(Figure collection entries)
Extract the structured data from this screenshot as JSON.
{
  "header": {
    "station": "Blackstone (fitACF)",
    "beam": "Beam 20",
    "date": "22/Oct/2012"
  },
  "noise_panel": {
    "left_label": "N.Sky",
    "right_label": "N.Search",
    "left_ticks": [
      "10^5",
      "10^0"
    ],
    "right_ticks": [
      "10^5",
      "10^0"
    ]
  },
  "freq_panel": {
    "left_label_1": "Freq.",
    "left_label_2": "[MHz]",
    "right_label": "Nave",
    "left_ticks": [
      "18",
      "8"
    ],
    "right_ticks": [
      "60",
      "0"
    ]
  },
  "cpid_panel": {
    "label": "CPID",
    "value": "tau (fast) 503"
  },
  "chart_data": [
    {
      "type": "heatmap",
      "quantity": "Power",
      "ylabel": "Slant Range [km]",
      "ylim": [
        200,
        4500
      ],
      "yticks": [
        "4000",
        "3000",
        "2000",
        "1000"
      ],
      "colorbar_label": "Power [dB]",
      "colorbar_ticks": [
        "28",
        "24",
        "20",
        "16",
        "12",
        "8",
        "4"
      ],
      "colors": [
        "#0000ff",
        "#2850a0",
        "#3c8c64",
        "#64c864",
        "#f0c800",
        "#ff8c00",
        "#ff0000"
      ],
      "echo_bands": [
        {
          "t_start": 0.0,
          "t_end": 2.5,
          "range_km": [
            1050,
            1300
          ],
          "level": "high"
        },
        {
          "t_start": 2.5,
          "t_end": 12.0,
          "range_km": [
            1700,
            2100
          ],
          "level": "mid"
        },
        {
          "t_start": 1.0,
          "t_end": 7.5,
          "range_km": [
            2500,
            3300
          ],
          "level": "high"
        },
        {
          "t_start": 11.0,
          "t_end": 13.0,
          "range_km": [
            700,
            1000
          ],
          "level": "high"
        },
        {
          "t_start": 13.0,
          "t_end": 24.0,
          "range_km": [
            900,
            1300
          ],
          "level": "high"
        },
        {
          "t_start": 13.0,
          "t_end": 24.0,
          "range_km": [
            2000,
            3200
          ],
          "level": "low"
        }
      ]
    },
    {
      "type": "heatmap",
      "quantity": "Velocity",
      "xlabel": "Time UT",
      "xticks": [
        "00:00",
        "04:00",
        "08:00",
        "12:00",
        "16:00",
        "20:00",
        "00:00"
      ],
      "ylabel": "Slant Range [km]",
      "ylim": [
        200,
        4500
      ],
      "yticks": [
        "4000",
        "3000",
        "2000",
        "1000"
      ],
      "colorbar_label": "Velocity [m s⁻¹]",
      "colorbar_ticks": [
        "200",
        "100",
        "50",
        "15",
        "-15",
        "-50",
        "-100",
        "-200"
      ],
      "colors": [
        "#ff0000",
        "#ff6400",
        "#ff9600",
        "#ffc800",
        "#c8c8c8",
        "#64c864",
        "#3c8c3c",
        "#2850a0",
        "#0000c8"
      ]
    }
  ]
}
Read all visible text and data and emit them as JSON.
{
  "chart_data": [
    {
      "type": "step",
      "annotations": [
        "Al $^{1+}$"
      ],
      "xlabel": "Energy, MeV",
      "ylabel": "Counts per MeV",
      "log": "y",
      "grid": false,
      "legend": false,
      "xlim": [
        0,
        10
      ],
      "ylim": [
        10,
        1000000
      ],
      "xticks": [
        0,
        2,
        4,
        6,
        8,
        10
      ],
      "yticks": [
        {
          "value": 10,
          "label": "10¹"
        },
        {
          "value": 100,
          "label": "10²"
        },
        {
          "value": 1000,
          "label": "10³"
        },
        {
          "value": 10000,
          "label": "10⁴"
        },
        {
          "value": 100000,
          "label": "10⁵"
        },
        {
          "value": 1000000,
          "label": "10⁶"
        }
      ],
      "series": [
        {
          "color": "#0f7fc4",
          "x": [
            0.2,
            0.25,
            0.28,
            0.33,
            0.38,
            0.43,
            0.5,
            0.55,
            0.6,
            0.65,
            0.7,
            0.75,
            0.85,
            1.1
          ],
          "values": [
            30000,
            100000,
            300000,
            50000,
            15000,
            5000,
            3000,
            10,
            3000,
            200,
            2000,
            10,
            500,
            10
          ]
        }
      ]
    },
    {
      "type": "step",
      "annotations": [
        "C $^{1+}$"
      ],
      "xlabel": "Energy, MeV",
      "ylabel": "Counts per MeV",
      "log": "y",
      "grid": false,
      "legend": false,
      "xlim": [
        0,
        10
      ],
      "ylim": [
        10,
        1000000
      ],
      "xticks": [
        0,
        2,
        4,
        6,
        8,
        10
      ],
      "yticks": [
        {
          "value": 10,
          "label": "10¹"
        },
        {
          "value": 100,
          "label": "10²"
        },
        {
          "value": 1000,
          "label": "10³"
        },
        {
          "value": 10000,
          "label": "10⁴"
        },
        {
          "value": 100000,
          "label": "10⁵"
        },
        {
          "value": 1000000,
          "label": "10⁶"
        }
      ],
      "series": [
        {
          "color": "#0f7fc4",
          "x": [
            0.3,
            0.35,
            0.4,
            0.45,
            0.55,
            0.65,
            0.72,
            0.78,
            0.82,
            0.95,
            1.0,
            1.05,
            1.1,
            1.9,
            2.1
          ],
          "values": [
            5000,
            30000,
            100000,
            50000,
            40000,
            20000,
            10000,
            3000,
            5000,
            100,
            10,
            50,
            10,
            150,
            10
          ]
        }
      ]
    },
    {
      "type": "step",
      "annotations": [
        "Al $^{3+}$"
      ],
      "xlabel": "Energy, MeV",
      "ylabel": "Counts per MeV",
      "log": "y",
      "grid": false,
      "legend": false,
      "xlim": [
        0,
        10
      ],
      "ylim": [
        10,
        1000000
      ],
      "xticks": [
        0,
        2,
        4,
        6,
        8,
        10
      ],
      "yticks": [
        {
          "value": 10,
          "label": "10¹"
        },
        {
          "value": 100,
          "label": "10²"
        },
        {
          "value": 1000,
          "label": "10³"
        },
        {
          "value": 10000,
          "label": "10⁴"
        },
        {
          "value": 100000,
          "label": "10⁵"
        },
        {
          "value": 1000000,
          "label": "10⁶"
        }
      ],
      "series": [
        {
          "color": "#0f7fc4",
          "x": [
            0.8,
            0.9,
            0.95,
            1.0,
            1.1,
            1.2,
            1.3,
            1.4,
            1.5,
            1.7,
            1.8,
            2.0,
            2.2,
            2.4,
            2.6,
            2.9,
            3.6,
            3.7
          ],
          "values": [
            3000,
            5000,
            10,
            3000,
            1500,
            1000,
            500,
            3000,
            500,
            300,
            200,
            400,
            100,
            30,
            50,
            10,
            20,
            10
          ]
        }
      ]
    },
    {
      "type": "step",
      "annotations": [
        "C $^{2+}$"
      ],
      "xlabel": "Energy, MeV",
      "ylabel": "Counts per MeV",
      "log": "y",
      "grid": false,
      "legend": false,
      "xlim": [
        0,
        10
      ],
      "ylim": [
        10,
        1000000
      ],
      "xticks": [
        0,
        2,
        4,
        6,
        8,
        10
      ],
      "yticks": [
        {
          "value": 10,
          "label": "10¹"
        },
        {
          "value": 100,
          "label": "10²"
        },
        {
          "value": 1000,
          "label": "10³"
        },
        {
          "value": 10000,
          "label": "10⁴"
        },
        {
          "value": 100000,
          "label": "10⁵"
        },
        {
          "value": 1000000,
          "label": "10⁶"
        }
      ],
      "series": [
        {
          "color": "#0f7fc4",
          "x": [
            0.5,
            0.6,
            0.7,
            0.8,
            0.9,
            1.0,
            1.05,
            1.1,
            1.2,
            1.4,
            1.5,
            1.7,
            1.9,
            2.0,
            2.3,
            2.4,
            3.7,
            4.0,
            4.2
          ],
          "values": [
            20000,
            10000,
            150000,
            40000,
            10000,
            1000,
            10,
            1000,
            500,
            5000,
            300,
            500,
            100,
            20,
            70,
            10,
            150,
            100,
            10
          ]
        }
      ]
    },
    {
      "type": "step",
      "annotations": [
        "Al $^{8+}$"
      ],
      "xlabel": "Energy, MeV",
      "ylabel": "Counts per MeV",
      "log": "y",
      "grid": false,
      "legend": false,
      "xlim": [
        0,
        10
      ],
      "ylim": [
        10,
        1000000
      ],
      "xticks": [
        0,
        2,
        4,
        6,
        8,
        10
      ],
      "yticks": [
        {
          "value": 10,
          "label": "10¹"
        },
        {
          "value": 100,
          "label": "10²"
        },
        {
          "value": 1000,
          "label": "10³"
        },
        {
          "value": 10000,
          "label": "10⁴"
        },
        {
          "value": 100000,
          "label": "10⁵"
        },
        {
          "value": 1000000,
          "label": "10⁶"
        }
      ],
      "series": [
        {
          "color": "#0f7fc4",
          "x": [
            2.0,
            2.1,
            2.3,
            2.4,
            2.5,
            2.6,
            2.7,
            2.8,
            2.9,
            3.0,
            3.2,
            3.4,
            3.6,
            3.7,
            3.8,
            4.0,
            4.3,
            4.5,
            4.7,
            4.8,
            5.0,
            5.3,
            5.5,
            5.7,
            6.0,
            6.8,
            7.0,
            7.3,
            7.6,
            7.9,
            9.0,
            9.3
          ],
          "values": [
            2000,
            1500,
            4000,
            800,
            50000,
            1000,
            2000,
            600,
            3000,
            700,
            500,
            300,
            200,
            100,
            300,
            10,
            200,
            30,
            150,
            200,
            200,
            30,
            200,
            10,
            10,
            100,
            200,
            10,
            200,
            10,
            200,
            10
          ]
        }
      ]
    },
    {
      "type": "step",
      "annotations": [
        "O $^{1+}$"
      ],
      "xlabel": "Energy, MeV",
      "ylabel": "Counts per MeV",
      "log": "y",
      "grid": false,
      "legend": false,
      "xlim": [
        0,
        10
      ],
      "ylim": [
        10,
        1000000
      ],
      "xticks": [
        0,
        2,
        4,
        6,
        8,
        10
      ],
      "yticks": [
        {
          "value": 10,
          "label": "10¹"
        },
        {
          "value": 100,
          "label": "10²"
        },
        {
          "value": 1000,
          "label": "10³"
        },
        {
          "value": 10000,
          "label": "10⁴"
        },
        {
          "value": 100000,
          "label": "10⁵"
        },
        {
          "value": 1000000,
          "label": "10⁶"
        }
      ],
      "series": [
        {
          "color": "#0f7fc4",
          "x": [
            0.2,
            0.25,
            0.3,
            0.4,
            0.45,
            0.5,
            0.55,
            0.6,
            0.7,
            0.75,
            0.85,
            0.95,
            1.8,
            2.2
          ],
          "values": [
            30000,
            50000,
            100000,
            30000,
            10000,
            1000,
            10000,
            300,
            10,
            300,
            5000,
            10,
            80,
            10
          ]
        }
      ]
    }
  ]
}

_Goal of the exercise_
Find the lines holding "Power" and list every one.

_Output of the task_
      "quantity": "Power",
      "colorbar_label": "Power [dB]",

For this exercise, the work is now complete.